# Your instructions
Lay out the records from the line with "page-number: 13 (1210, 680, 1226, 694)" up to and including the line with "hot-product-format: 胶囊 (1145, 529, 1170, 544)" as a JSON list of strings, one string per line, with blank lines omitted.

- - - - -

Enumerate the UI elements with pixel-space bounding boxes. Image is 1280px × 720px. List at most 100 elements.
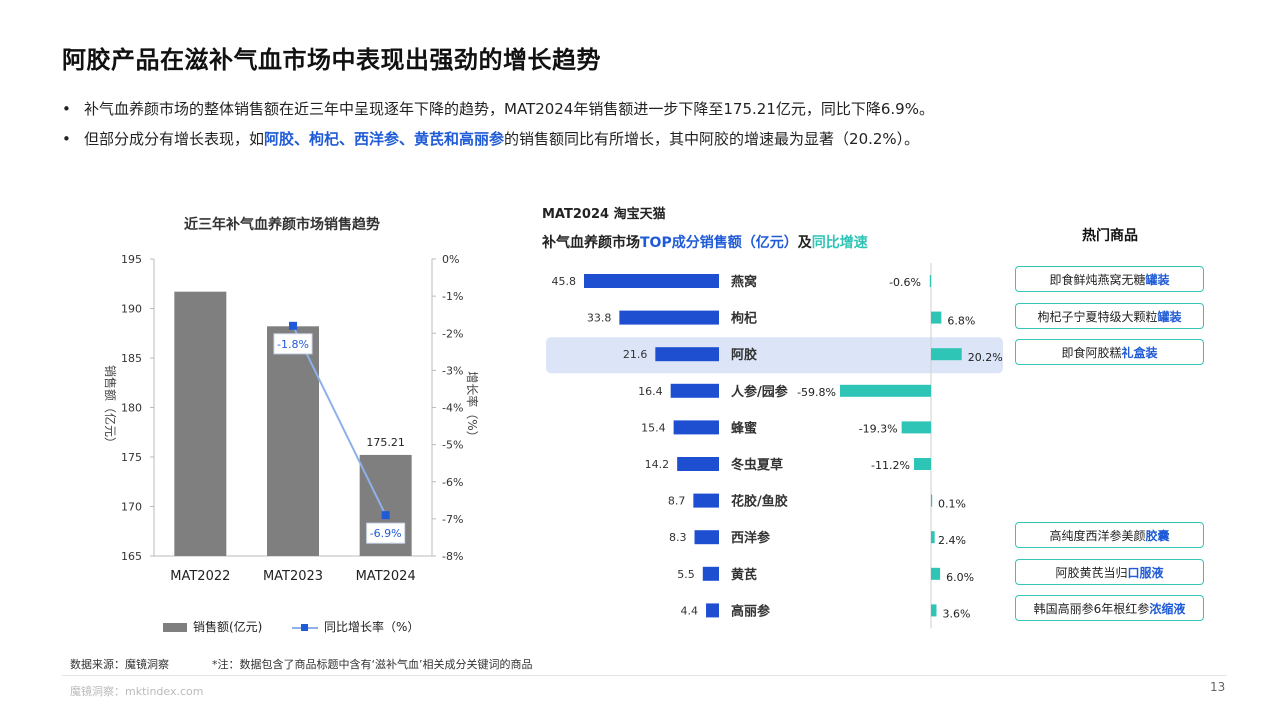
page-number: 13 (1210, 680, 1226, 694)
growth-marker (381, 511, 390, 520)
trend-chart-title: 近三年补气血养颜市场销售趋势 (184, 216, 380, 233)
ingredient-chart-subtitle: 补气血养颜市场TOP成分销售额（亿元）及同比增速 (542, 232, 868, 252)
hot-product-card: 即食阿胶糕礼盒装 (1015, 339, 1204, 366)
subtitle-highlight-growth: 同比增速 (811, 235, 868, 251)
bullet-2: • 但部分成分有增长表现，如阿胶、枸杞、西洋参、黄芪和高丽参的销售额同比有所增长… (62, 124, 1242, 154)
legend-sales-swatch (163, 623, 187, 632)
sales-data-label: 14.2 (645, 458, 670, 471)
growth-bar (931, 311, 942, 324)
data-source: 数据来源：魔镜洞察 (70, 658, 169, 671)
growth-bar (931, 567, 941, 580)
bullet-dot: • (62, 100, 71, 118)
category-label: 黄芪 (731, 567, 757, 583)
y2-tick-label: -7% (442, 513, 463, 526)
growth-marker (289, 321, 297, 330)
data-note: *注：数据包含了商品标题中含有‘滋补气血’相关成分关键词的商品 (212, 658, 533, 671)
y2-tick-label: -1% (442, 290, 463, 303)
sales-data-label: 33.8 (587, 312, 612, 325)
hot-product-format: 胶囊 (1145, 529, 1170, 544)
page-title: 阿胶产品在滋补气血市场中表现出强劲的增长趋势 (62, 46, 601, 74)
hot-product-name: 即食鲜炖燕窝无糖 (1049, 273, 1146, 287)
y-tick-label: 185 (121, 352, 142, 365)
hot-product-name: 阿胶黄芪当归 (1055, 565, 1128, 580)
bullet-2-pre: 但部分成分有增长表现，如 (84, 130, 265, 148)
hot-product-name: 韩国高丽参6年根红参 (1033, 602, 1150, 617)
y2-tick-label: -8% (442, 550, 463, 563)
growth-data-label: -19.3% (859, 422, 898, 435)
growth-bar (929, 275, 931, 287)
legend-growth-swatch (292, 623, 318, 633)
highlight-row (546, 337, 1003, 374)
y2-tick-label: -2% (442, 327, 463, 340)
growth-bar (931, 348, 962, 361)
growth-data-label: -11.2% (871, 459, 910, 472)
sales-data-label: 8.7 (668, 495, 686, 508)
trend-chart-y2label: 增长率（%） (465, 371, 480, 442)
hot-product-name: 枸杞子宁夏特级大颗粒 (1037, 309, 1158, 324)
growth-data-label: 0.1% (938, 498, 966, 511)
sales-bar (677, 457, 719, 471)
sales-data-label: 45.8 (552, 275, 577, 288)
growth-label-box (273, 333, 313, 355)
bullet-1: • 补气血养颜市场的整体销售额在近三年中呈现逐年下降的趋势，MAT2024年销售… (62, 94, 1242, 124)
footer-divider (62, 675, 1227, 676)
hot-product-format: 罐装 (1157, 309, 1182, 324)
category-label: 西洋参 (731, 530, 771, 546)
y-tick-label: 195 (121, 253, 142, 266)
subtitle-mid: 及 (797, 235, 812, 251)
x-tick-label: MAT2024 (356, 569, 416, 584)
category-label: 燕窝 (731, 274, 757, 290)
bar-data-label: 175.21 (366, 436, 405, 449)
growth-bar (913, 458, 931, 470)
sales-bar (655, 347, 719, 362)
hot-product-format: 礼盒装 (1121, 346, 1158, 361)
y-tick-label: 165 (121, 550, 142, 563)
category-label: 人参/园参 (731, 384, 789, 400)
x-tick-label: MAT2022 (170, 569, 230, 584)
category-label: 冬虫夏草 (731, 457, 783, 473)
sales-bar (174, 291, 227, 556)
y2-tick-label: -6% (442, 476, 463, 489)
sales-bar (693, 493, 719, 508)
growth-data-label: 2.4% (938, 534, 966, 547)
growth-bar (931, 494, 933, 507)
category-label: 蜂蜜 (731, 420, 757, 436)
growth-data-label: 6.8% (947, 315, 975, 328)
y-tick-label: 170 (121, 501, 142, 514)
subtitle-pre: 补气血养颜市场 (542, 235, 640, 251)
sales-bar (670, 383, 719, 398)
category-label: 花胶/鱼胶 (731, 494, 788, 510)
y2-tick-label: -3% (442, 364, 463, 377)
sales-bar (694, 530, 719, 545)
sales-bar (706, 603, 719, 618)
hot-product-format: 罐装 (1145, 273, 1170, 287)
sales-data-label: 21.6 (623, 348, 648, 361)
hot-product-card: 韩国高丽参6年根红参浓缩液 (1015, 595, 1204, 622)
legend-sales-label: 销售额(亿元) (193, 620, 263, 634)
growth-line (292, 325, 387, 516)
sales-bar (619, 310, 719, 325)
sales-bar (702, 566, 719, 581)
bullet-2-post: 的销售额同比有所增长，其中阿胶的增速最为显著（20.2%）。 (504, 130, 920, 148)
hot-product-format: 口服液 (1127, 565, 1164, 580)
growth-bar (931, 531, 935, 544)
bullet-dot: • (62, 130, 71, 148)
hot-product-card: 枸杞子宁夏特级大颗粒罐装 (1015, 302, 1204, 329)
hot-products-title: 热门商品 (1082, 228, 1138, 244)
growth-data-label: -1.8% (277, 338, 309, 351)
category-label: 枸杞 (731, 311, 757, 327)
hot-product-card: 阿胶黄芪当归口服液 (1015, 558, 1204, 585)
y-tick-label: 190 (121, 303, 142, 316)
category-label: 阿胶 (731, 347, 757, 363)
growth-data-label: 20.2% (968, 351, 1003, 364)
y2-tick-label: 0% (442, 253, 459, 266)
sales-data-label: 16.4 (638, 385, 663, 398)
growth-data-label: -6.9% (370, 527, 402, 540)
hot-product-name: 即食阿胶糕 (1061, 346, 1122, 361)
y2-tick-label: -5% (442, 439, 463, 452)
sales-bar (584, 274, 719, 288)
legend-growth: 同比增长率（%） (292, 618, 419, 635)
growth-bar (901, 421, 931, 434)
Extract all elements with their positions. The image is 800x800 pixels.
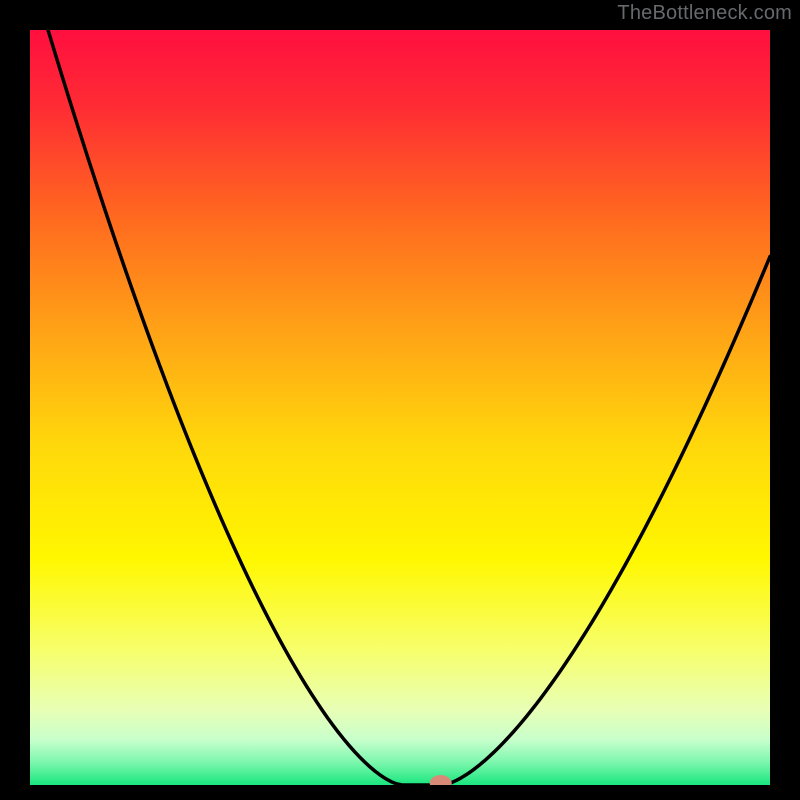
chart-stage: TheBottleneck.com	[0, 0, 800, 800]
gradient-plot-area	[30, 30, 770, 785]
bottleneck-chart	[0, 0, 800, 800]
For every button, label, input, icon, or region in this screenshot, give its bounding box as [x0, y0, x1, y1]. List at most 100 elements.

- - - - -

# Answer for the task
[
  "page-number: 13 (1210, 680, 1226, 694)",
  "growth-marker (381, 511, 390, 520)",
  "trend-chart-title: 近三年补气血养颜市场销售趋势 (184, 216, 380, 233)",
  "ingredient-chart-subtitle: 补气血养颜市场TOP成分销售额（亿元）及同比增速 (542, 232, 868, 252)",
  "hot-product-card: 即食阿胶糕礼盒装 (1015, 339, 1204, 366)",
  "subtitle-highlight-growth: 同比增速 (811, 235, 868, 251)",
  "bullet-2: • 但部分成分有增长表现，如阿胶、枸杞、西洋参、黄芪和高丽参的销售额同比有所增长… (62, 124, 1242, 154)",
  "legend-sales-swatch (163, 623, 187, 632)",
  "sales-data-label: 14.2 (645, 458, 670, 471)",
  "growth-bar (931, 311, 942, 324)",
  "data-source: 数据来源：魔镜洞察 (70, 658, 169, 671)",
  "growth-bar (931, 567, 941, 580)",
  "bullet-dot: • (62, 100, 71, 118)",
  "category-label: 黄芪 (731, 567, 757, 583)",
  "y2-tick-label: -7% (442, 513, 463, 526)",
  "growth-marker (289, 321, 297, 330)",
  "data-note: *注：数据包含了商品标题中含有‘滋补气血’相关成分关键词的商品 (212, 658, 533, 671)",
  "y2-tick-label: -1% (442, 290, 463, 303)",
  "sales-data-label: 33.8 (587, 312, 612, 325)",
  "hot-product-format: 胶囊 (1145, 529, 1170, 544)"
]